◆ EXERCISE DESCRIPTION ◆
Word for word, print each line of the listing below; pictures stay out.

◆ SUPPLIED DATA ◆
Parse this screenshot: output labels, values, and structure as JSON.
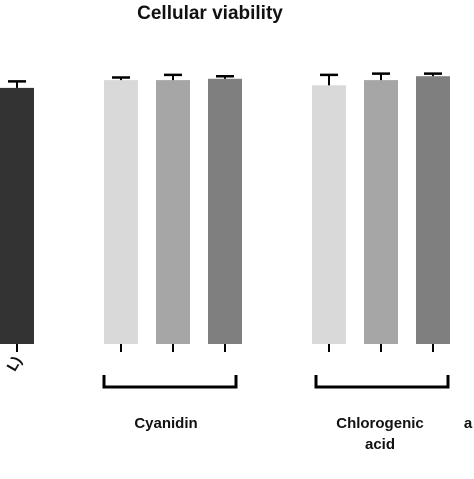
{
  "chart_data": {
    "type": "bar",
    "title": "Cellular viability",
    "xlabel": "",
    "ylabel": "",
    "groups": [
      {
        "label": "",
        "tick_fragment": "L)",
        "bar_count": 1
      },
      {
        "label": "Cyanidin",
        "bar_count": 3
      },
      {
        "label": "Chlorogenic acid",
        "bar_count": 3
      },
      {
        "label": "a",
        "bar_count": 0
      }
    ],
    "bars": [
      {
        "group": 0,
        "value": 98.5,
        "error": 2.5,
        "color": "#333333"
      },
      {
        "group": 1,
        "value": 101.5,
        "error": 1.0,
        "color": "#d9d9d9"
      },
      {
        "group": 1,
        "value": 101.5,
        "error": 2.0,
        "color": "#a6a6a6"
      },
      {
        "group": 1,
        "value": 102.0,
        "error": 1.0,
        "color": "#7f7f7f"
      },
      {
        "group": 2,
        "value": 99.5,
        "error": 4.0,
        "color": "#d9d9d9"
      },
      {
        "group": 2,
        "value": 101.5,
        "error": 2.5,
        "color": "#a6a6a6"
      },
      {
        "group": 2,
        "value": 103.0,
        "error": 1.0,
        "color": "#7f7f7f"
      }
    ],
    "ylim": [
      0,
      115
    ],
    "grid": false,
    "legend": "none"
  }
}
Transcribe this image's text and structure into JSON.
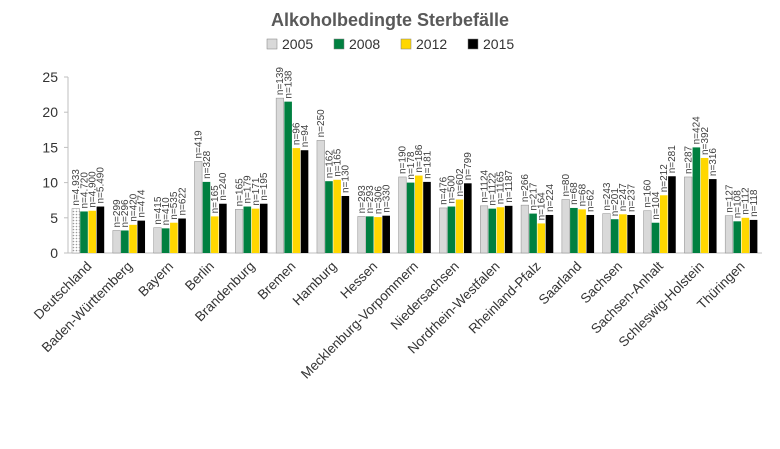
{
  "chart_data": {
    "type": "bar",
    "title": "Alkoholbedingte Sterbefälle",
    "xlabel": "",
    "ylabel": "",
    "ylim": [
      0,
      25
    ],
    "yticks": [
      "0",
      "5",
      "10",
      "15",
      "20",
      "25"
    ],
    "grid": false,
    "legend_position": "top",
    "categories": [
      "Deutschland",
      "Baden-Württemberg",
      "Bayern",
      "Berlin",
      "Brandenburg",
      "Bremen",
      "Hamburg",
      "Hessen",
      "Mecklenburg-Vorpommern",
      "Niedersachsen",
      "Nordrhein-Westfalen",
      "Rheinland-Pfalz",
      "Saarland",
      "Sachsen",
      "Sachsen-Anhalt",
      "Schleswig-Holstein",
      "Thüringen"
    ],
    "series": [
      {
        "name": "2005",
        "color": "#d9d9d9",
        "values": [
          6.3,
          3.2,
          3.6,
          13.0,
          6.2,
          22.0,
          16.0,
          5.2,
          10.8,
          6.4,
          6.7,
          6.8,
          7.6,
          5.6,
          6.0,
          10.8,
          5.3
        ],
        "labels": [
          "n=4.933",
          "n=299",
          "n=415",
          "n=419",
          "n=165",
          "n=139",
          "n=250",
          "n=293",
          "n=190",
          "n=476",
          "n=1124",
          "n=266",
          "n=80",
          "n=243",
          "n=160",
          "n=287",
          "n=127"
        ]
      },
      {
        "name": "2008",
        "color": "#008040",
        "values": [
          5.9,
          3.2,
          3.5,
          10.1,
          6.6,
          21.5,
          10.2,
          5.2,
          10.0,
          6.6,
          6.3,
          5.6,
          6.4,
          4.8,
          4.3,
          15.0,
          4.5
        ],
        "labels": [
          "n=4.720",
          "n=296",
          "n=410",
          "n=328",
          "n=179",
          "n=138",
          "n=162",
          "n=293",
          "n=178",
          "n=500",
          "n=1122",
          "n=217",
          "n=68",
          "n=201",
          "n=104",
          "n=424",
          "n=108"
        ]
      },
      {
        "name": "2012",
        "color": "#ffd700",
        "values": [
          6.0,
          4.0,
          4.3,
          5.2,
          6.3,
          14.9,
          10.4,
          5.1,
          11.0,
          7.6,
          6.5,
          4.2,
          6.2,
          5.5,
          8.2,
          13.5,
          5.0
        ],
        "labels": [
          "n=4.900",
          "n=420",
          "n=535",
          "n=165",
          "n=171",
          "n=96",
          "n=165",
          "n=306",
          "n=186",
          "n=602",
          "n=1165",
          "n=164",
          "n=68",
          "n=247",
          "n=212",
          "n=392",
          "n=112"
        ]
      },
      {
        "name": "2015",
        "color": "#000000",
        "values": [
          6.6,
          4.6,
          4.9,
          7.0,
          7.0,
          14.6,
          8.1,
          5.3,
          10.1,
          9.9,
          6.7,
          5.4,
          5.4,
          5.4,
          10.9,
          10.5,
          4.7
        ],
        "labels": [
          "n=5.490",
          "n=474",
          "n=622",
          "n=240",
          "n=195",
          "n=94",
          "n=130",
          "n=330",
          "n=181",
          "n=799",
          "n=1187",
          "n=224",
          "n=62",
          "n=237",
          "n=281",
          "n=316",
          "n=118"
        ]
      }
    ]
  }
}
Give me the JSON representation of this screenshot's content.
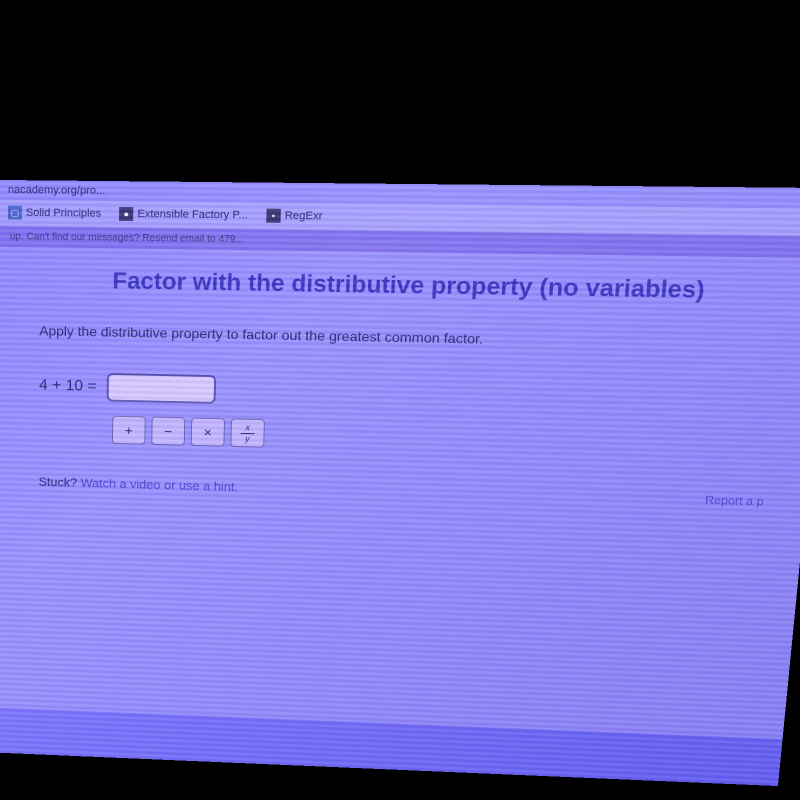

◆ SOLUTION TO THE PROBLEM ◆
Parse this screenshot: output labels, values, and structure as JSON.
{
  "chart_data": {
    "type": "bar",
    "title": "Cellular viability",
    "xlabel": "",
    "ylabel": "",
    "groups": [
      {
        "label": "",
        "tick_fragment": "L)",
        "bar_count": 1
      },
      {
        "label": "Cyanidin",
        "bar_count": 3
      },
      {
        "label": "Chlorogenic acid",
        "bar_count": 3
      },
      {
        "label": "a",
        "bar_count": 0
      }
    ],
    "bars": [
      {
        "group": 0,
        "value": 98.5,
        "error": 2.5,
        "color": "#333333"
      },
      {
        "group": 1,
        "value": 101.5,
        "error": 1.0,
        "color": "#d9d9d9"
      },
      {
        "group": 1,
        "value": 101.5,
        "error": 2.0,
        "color": "#a6a6a6"
      },
      {
        "group": 1,
        "value": 102.0,
        "error": 1.0,
        "color": "#7f7f7f"
      },
      {
        "group": 2,
        "value": 99.5,
        "error": 4.0,
        "color": "#d9d9d9"
      },
      {
        "group": 2,
        "value": 101.5,
        "error": 2.5,
        "color": "#a6a6a6"
      },
      {
        "group": 2,
        "value": 103.0,
        "error": 1.0,
        "color": "#7f7f7f"
      }
    ],
    "ylim": [
      0,
      115
    ],
    "grid": false,
    "legend": "none"
  }
}
Transcribe this image's text and structure into JSON.
{
  "chart_data": {
    "type": "bar",
    "title": "Alkoholbedingte Sterbefälle",
    "xlabel": "",
    "ylabel": "",
    "ylim": [
      0,
      25
    ],
    "yticks": [
      "0",
      "5",
      "10",
      "15",
      "20",
      "25"
    ],
    "grid": false,
    "legend_position": "top",
    "categories": [
      "Deutschland",
      "Baden-Württemberg",
      "Bayern",
      "Berlin",
      "Brandenburg",
      "Bremen",
      "Hamburg",
      "Hessen",
      "Mecklenburg-Vorpommern",
      "Niedersachsen",
      "Nordrhein-Westfalen",
      "Rheinland-Pfalz",
      "Saarland",
      "Sachsen",
      "Sachsen-Anhalt",
      "Schleswig-Holstein",
      "Thüringen"
    ],
    "series": [
      {
        "name": "2005",
        "color": "#d9d9d9",
        "values": [
          6.3,
          3.2,
          3.6,
          13.0,
          6.2,
          22.0,
          16.0,
          5.2,
          10.8,
          6.4,
          6.7,
          6.8,
          7.6,
          5.6,
          6.0,
          10.8,
          5.3
        ],
        "labels": [
          "n=4.933",
          "n=299",
          "n=415",
          "n=419",
          "n=165",
          "n=139",
          "n=250",
          "n=293",
          "n=190",
          "n=476",
          "n=1124",
          "n=266",
          "n=80",
          "n=243",
          "n=160",
          "n=287",
          "n=127"
        ]
      },
      {
        "name": "2008",
        "color": "#008040",
        "values": [
          5.9,
          3.2,
          3.5,
          10.1,
          6.6,
          21.5,
          10.2,
          5.2,
          10.0,
          6.6,
          6.3,
          5.6,
          6.4,
          4.8,
          4.3,
          15.0,
          4.5
        ],
        "labels": [
          "n=4.720",
          "n=296",
          "n=410",
          "n=328",
          "n=179",
          "n=138",
          "n=162",
          "n=293",
          "n=178",
          "n=500",
          "n=1122",
          "n=217",
          "n=68",
          "n=201",
          "n=104",
          "n=424",
          "n=108"
        ]
      },
      {
        "name": "2012",
        "color": "#ffd700",
        "values": [
          6.0,
          4.0,
          4.3,
          5.2,
          6.3,
          14.9,
          10.4,
          5.1,
          11.0,
          7.6,
          6.5,
          4.2,
          6.2,
          5.5,
          8.2,
          13.5,
          5.0
        ],
        "labels": [
          "n=4.900",
          "n=420",
          "n=535",
          "n=165",
          "n=171",
          "n=96",
          "n=165",
          "n=306",
          "n=186",
          "n=602",
          "n=1165",
          "n=164",
          "n=68",
          "n=247",
          "n=212",
          "n=392",
          "n=112"
        ]
      },
      {
        "name": "2015",
        "color": "#000000",
        "values": [
          6.6,
          4.6,
          4.9,
          7.0,
          7.0,
          14.6,
          8.1,
          5.3,
          10.1,
          9.9,
          6.7,
          5.4,
          5.4,
          5.4,
          10.9,
          10.5,
          4.7
        ],
        "labels": [
          "n=5.490",
          "n=474",
          "n=622",
          "n=240",
          "n=195",
          "n=94",
          "n=130",
          "n=330",
          "n=181",
          "n=799",
          "n=1187",
          "n=224",
          "n=62",
          "n=237",
          "n=281",
          "n=316",
          "n=118"
        ]
      }
    ]
  }
}
Give me the JSON representation of this screenshot's content.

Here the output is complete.